Prep Time: 20 mins | Bake Time: 90 mins | Inactive Time: 2-8 hours

PAVLOVA INGREDIENTS:

  • 250g granulated sugar

  • 150g egg whites

  • 1 teaspoon cornstarch

WHIPPED CREAM INGREDIENTS:

  • 2 1/2 cups heavy whipping cream

  • 1 tablespoon vanilla extract

BERRY TOPPING INGREDIENTS:

  • 110g blueberries

  • 150g diced strawberries, plus a few extra berries sliced thin for decoration

  • 75g granulated sugar

DIRECTIONS:

  1. Preheat the oven to 375F and line two baking sheets with parchment paper. Using a plate or any other round shape, trace an 8-inch circle on each piece of paper with a pencil, then flip the papers over so that the meringues don’t touch the pencil lead.

  2. Start making the meringues. First, heat the sugar in the oven until the sides start to melt (about 5 minutes). Hot sugar dissolves easier in the egg whites to make the meringue. While, the sugar is heating, add the egg whites to the bowl of your stand mixer. Make sure the bowl is VERY clean.
    Tip: wipe the bowl with a squeeze of lemon or a bit of white vinegar to make sure no oils remain in the bowl.
    Using the whisk attachment on low-medium speed, start beating the eggs until they become foamy. Turn the mixer speed up to medium-high until medium peaks form.

  3. By this point, your sugar should be heated enough and you can remove it from the oven. Turn the oven down to 250F. Then carefully & slowly start to add one spoon of heated sugar at a time to the egg whites with the mixer still on. Continue to beat the mixture until it’s thick and glossy, and it more than quadruples in size.

  4. Once you finish adding all the sugar, beat for another 2 minutes. Then add the cornstarch and beat for another few seconds until it’s incorporated. The meringue should be done, but you’ll know by the stiff peaks and you’ll be able to flip the bowl upside down without anything falling out.

  5. Spoon the meringue onto the prepared baking sheets using the circles as a guide. Don’t worry if the top isn’t flat because it’ll get covered up by the cream & berry layers. Place the trays in a single layer in the oven for 90 minutes or until the top of the meringues are firm to the touch.
    Tip: don’t open the door too much or you’ll risk cracking the meringues with the temperature changes.

  6. Once the meringues are done, place them back in the oven and turn the oven off. Allow them to cool in the oven rather than at room temperature to help prevent cracking. Allow them to cool for at least 2 hours or overnight if possible.

  7. Prepare the berries. Add the berries & sugar to a bowl and mix together. Let it sit for 30-45 minutes, stirring occasionally.

  8. Prepare the whipped cream. Add the heavy whipping cream & vanilla extract to the bowl of your stand mixer. Using the whisk attachment, beat on medium-high speed until you have stiff peaks. Keep the whipped cream cool in the fridge until you’re ready to assemble.

  9. Assemble the pav! Carefully remove the first meringue from the parchment paper and place on your serving plate or stand. Add a layer of whipped cream, then a layer of berries. Remove the second meringue from the parchment paper, and pile it on top and repeat. I used a few more strawberries thinly sliced to decorate the edges, but you do you! I’d also recommend draining the juices or else it gets a bit messy. Pile high & enjoy!

### Problems to work on
a – Answer these questions using the pavlova recipe above:
(i) How many grams of egg whites go into the meringue?
(ii) What temperature is the oven turned down to after the heated sugar comes out?
(iii) How long should the berries and sugar sit before use?
b – Copy out the stretch of the pavlova recipe from "2. Start making" through "in the bowl.".

### Entries taken from a collection
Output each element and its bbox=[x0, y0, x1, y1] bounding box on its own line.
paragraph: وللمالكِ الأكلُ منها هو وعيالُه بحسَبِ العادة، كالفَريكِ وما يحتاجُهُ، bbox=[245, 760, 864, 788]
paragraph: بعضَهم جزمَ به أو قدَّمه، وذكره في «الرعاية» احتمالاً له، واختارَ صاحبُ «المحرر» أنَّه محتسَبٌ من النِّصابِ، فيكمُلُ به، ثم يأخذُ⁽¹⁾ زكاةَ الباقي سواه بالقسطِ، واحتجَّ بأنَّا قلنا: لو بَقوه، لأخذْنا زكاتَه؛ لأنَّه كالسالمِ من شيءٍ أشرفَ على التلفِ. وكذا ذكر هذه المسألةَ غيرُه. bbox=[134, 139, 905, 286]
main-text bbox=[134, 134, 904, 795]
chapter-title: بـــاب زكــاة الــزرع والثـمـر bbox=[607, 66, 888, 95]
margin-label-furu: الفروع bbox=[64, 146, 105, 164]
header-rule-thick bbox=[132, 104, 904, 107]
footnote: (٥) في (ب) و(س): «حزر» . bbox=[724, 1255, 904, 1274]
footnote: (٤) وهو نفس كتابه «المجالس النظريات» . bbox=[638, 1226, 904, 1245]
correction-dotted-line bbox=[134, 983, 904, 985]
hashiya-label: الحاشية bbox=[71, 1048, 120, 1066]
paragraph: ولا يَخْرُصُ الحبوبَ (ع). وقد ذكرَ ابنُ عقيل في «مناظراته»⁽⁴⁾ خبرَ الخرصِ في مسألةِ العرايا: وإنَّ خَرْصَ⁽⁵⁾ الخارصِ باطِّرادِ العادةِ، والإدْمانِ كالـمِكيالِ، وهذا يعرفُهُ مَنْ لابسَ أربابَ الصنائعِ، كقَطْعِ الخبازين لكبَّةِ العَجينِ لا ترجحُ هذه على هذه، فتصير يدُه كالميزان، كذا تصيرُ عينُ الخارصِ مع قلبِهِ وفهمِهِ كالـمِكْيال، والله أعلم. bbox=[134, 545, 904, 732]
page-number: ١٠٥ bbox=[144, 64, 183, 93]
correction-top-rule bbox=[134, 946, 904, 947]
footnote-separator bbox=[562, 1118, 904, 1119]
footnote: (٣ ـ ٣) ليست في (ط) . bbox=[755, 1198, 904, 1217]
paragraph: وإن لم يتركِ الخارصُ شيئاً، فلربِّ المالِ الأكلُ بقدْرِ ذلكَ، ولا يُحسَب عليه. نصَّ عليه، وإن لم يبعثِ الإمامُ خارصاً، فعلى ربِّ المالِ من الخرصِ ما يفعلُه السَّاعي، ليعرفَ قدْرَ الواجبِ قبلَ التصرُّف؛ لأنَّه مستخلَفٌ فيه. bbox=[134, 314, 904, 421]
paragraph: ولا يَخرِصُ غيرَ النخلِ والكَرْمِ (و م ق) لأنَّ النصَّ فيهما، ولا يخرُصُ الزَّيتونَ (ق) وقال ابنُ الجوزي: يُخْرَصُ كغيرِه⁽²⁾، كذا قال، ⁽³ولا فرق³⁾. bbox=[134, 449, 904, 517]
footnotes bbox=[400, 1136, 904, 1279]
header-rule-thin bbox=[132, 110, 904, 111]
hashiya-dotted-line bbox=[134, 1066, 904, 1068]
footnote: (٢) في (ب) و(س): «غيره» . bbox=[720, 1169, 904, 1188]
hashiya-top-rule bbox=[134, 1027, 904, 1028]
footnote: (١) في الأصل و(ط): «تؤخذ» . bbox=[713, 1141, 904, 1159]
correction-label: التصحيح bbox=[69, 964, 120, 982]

### Solutions for each task
a –
(i) 150g
(ii) 250F
(iii) 30-45 minutes

b –
2. Start making the meringues. First, heat the sugar in the oven until the sides start to melt (about 5 minutes). Hot sugar dissolves easier in the egg whites to make the meringue. While, the sugar is heating, add the egg whites to the bowl of your stand mixer. Make sure the bowl is VERY clean.
    Tip: wipe the bowl with a squeeze of lemon or a bit of white vinegar to make sure no oils remain in the bowl.